> Set task: Quote all of the data exactly as given. Skip every picture it contains.

> Supplied data:
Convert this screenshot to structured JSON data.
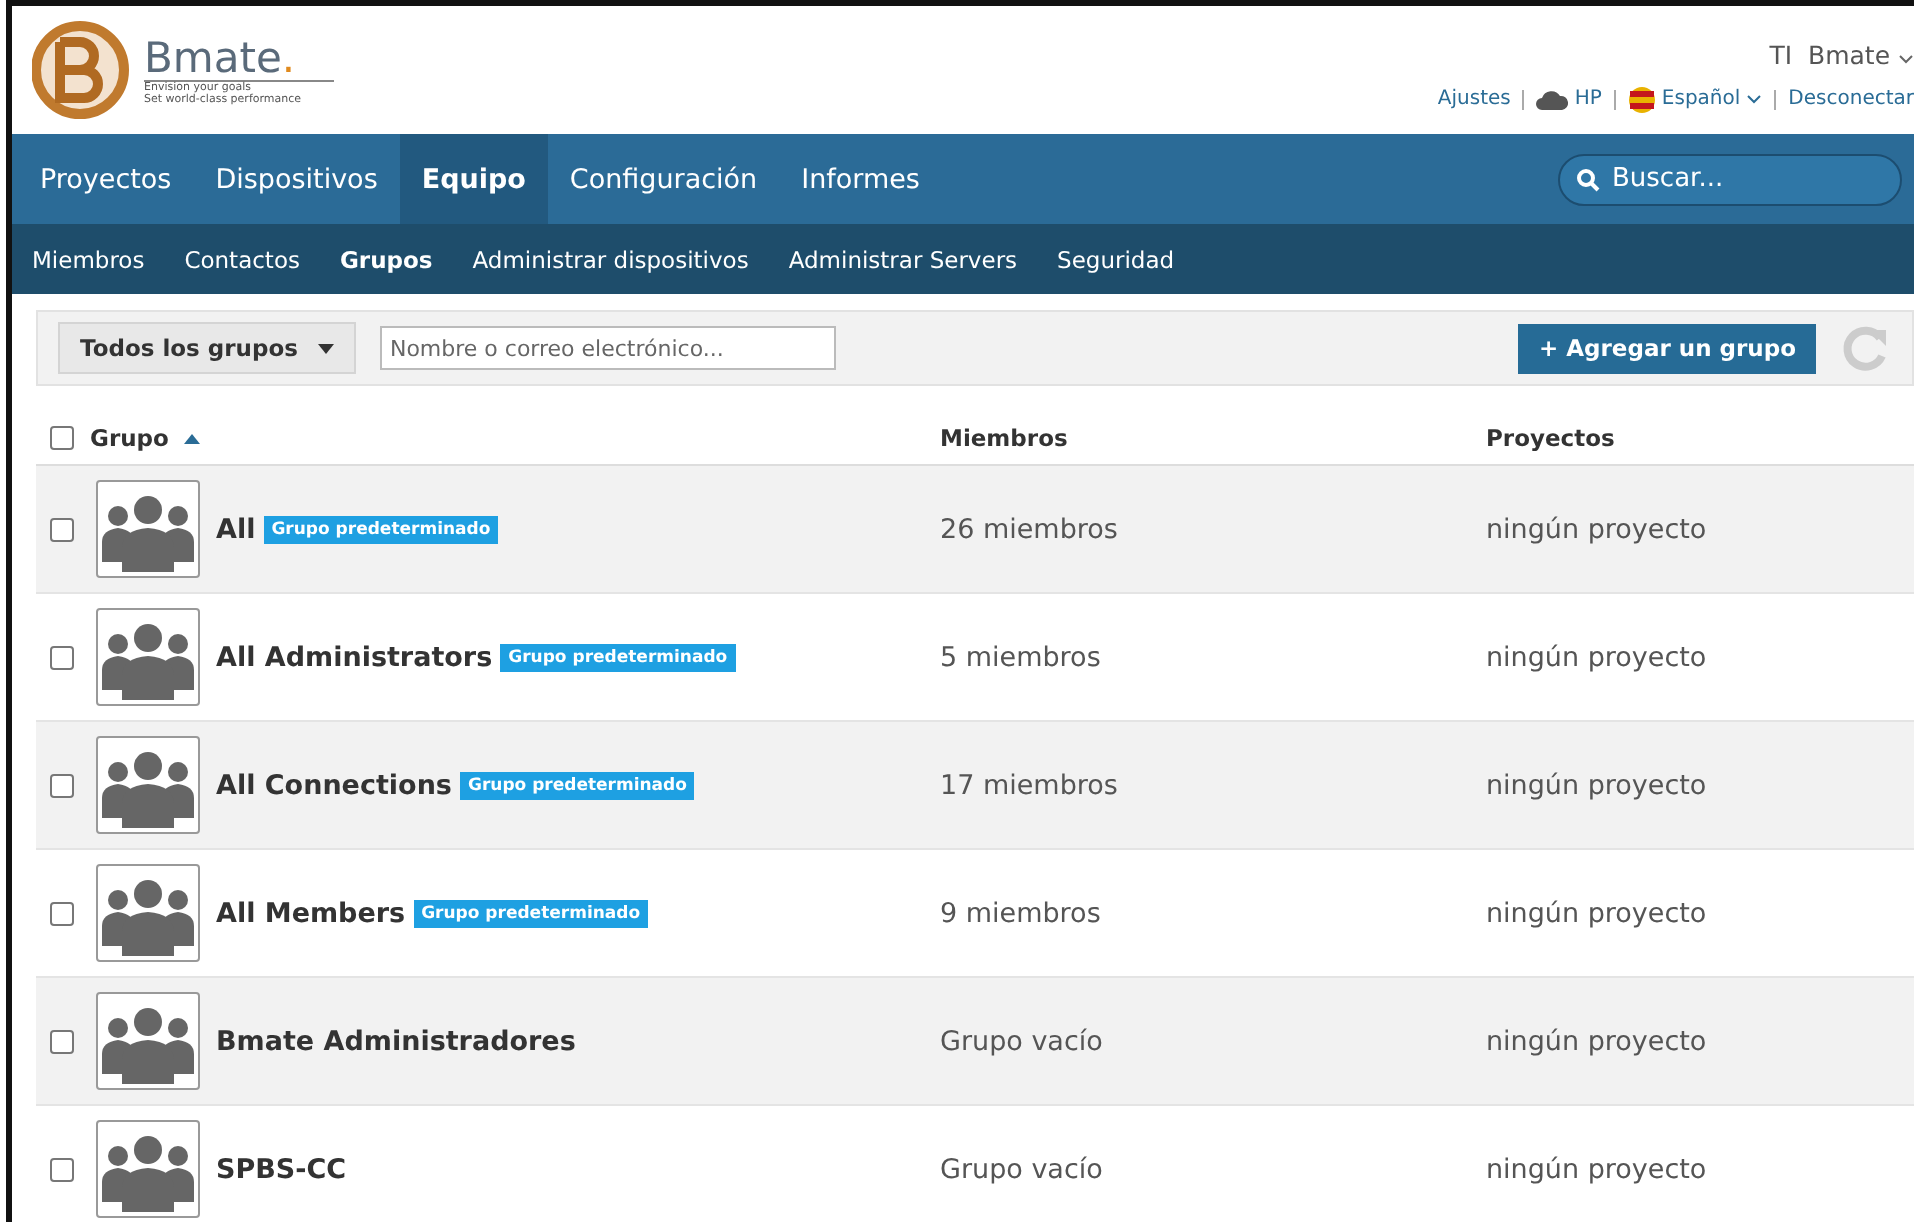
{
  "logo": {
    "brand": "Bmate",
    "dot": ".",
    "tagline": [
      "Envision your goals",
      "Set world-class performance"
    ]
  },
  "user": {
    "initials": "TI",
    "name": "Bmate"
  },
  "header_links": [
    {
      "kind": "text",
      "label": "Ajustes"
    },
    {
      "kind": "cloud",
      "label": "HP"
    },
    {
      "kind": "flag",
      "label": "Español"
    },
    {
      "kind": "text",
      "label": "Desconectar"
    }
  ],
  "nav": [
    {
      "label": "Proyectos",
      "selected": false
    },
    {
      "label": "Dispositivos",
      "selected": false
    },
    {
      "label": "Equipo",
      "selected": true
    },
    {
      "label": "Configuración",
      "selected": false
    },
    {
      "label": "Informes",
      "selected": false
    }
  ],
  "search": {
    "placeholder": "Buscar..."
  },
  "subnav": [
    {
      "label": "Miembros",
      "selected": false
    },
    {
      "label": "Contactos",
      "selected": false
    },
    {
      "label": "Grupos",
      "selected": true
    },
    {
      "label": "Administrar dispositivos",
      "selected": false
    },
    {
      "label": "Administrar Servers",
      "selected": false
    },
    {
      "label": "Seguridad",
      "selected": false
    }
  ],
  "toolbar": {
    "filter": "Todos los grupos",
    "field_placeholder": "Nombre o correo electrónico...",
    "add_button": "+ Agregar un grupo"
  },
  "table": {
    "columns": [
      "Grupo",
      "Miembros",
      "Proyectos"
    ],
    "select_all": false,
    "rows": [
      {
        "name": "All",
        "badge": "Grupo predeterminado",
        "members": "26 miembros",
        "projects": "ningún proyecto",
        "checked": false
      },
      {
        "name": "All Administrators",
        "badge": "Grupo predeterminado",
        "members": "5 miembros",
        "projects": "ningún proyecto",
        "checked": false
      },
      {
        "name": "All Connections",
        "badge": "Grupo predeterminado",
        "members": "17 miembros",
        "projects": "ningún proyecto",
        "checked": false
      },
      {
        "name": "All Members",
        "badge": "Grupo predeterminado",
        "members": "9 miembros",
        "projects": "ningún proyecto",
        "checked": false
      },
      {
        "name": "Bmate Administradores",
        "members": "Grupo vacío",
        "projects": "ningún proyecto",
        "checked": false
      },
      {
        "name": "SPBS-CC",
        "members": "Grupo vacío",
        "projects": "ningún proyecto",
        "checked": false
      }
    ]
  }
}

> Exercise result:
Convert this screenshot to structured JSON data.
{
  "logo": {
    "brand": "Bmate",
    "dot": ".",
    "tagline": [
      "Envision your goals",
      "Set world-class performance"
    ]
  },
  "user": {
    "initials": "TI",
    "name": "Bmate"
  },
  "header_links": [
    {
      "kind": "text",
      "label": "Ajustes"
    },
    {
      "kind": "cloud",
      "label": "HP"
    },
    {
      "kind": "flag",
      "label": "Español"
    },
    {
      "kind": "text",
      "label": "Desconectar"
    }
  ],
  "nav": [
    {
      "label": "Proyectos",
      "selected": false
    },
    {
      "label": "Dispositivos",
      "selected": false
    },
    {
      "label": "Equipo",
      "selected": true
    },
    {
      "label": "Configuración",
      "selected": false
    },
    {
      "label": "Informes",
      "selected": false
    }
  ],
  "search": {
    "placeholder": "Buscar..."
  },
  "subnav": [
    {
      "label": "Miembros",
      "selected": false
    },
    {
      "label": "Contactos",
      "selected": false
    },
    {
      "label": "Grupos",
      "selected": true
    },
    {
      "label": "Administrar dispositivos",
      "selected": false
    },
    {
      "label": "Administrar Servers",
      "selected": false
    },
    {
      "label": "Seguridad",
      "selected": false
    }
  ],
  "toolbar": {
    "filter": "Todos los grupos",
    "field_placeholder": "Nombre o correo electrónico...",
    "add_button": "+ Agregar un grupo"
  },
  "table": {
    "columns": [
      "Grupo",
      "Miembros",
      "Proyectos"
    ],
    "select_all": false,
    "rows": [
      {
        "name": "All",
        "badge": "Grupo predeterminado",
        "members": "26 miembros",
        "projects": "ningún proyecto",
        "checked": false
      },
      {
        "name": "All Administrators",
        "badge": "Grupo predeterminado",
        "members": "5 miembros",
        "projects": "ningún proyecto",
        "checked": false
      },
      {
        "name": "All Connections",
        "badge": "Grupo predeterminado",
        "members": "17 miembros",
        "projects": "ningún proyecto",
        "checked": false
      },
      {
        "name": "All Members",
        "badge": "Grupo predeterminado",
        "members": "9 miembros",
        "projects": "ningún proyecto",
        "checked": false
      },
      {
        "name": "Bmate Administradores",
        "members": "Grupo vacío",
        "projects": "ningún proyecto",
        "checked": false
      },
      {
        "name": "SPBS-CC",
        "members": "Grupo vacío",
        "projects": "ningún proyecto",
        "checked": false
      }
    ]
  }
}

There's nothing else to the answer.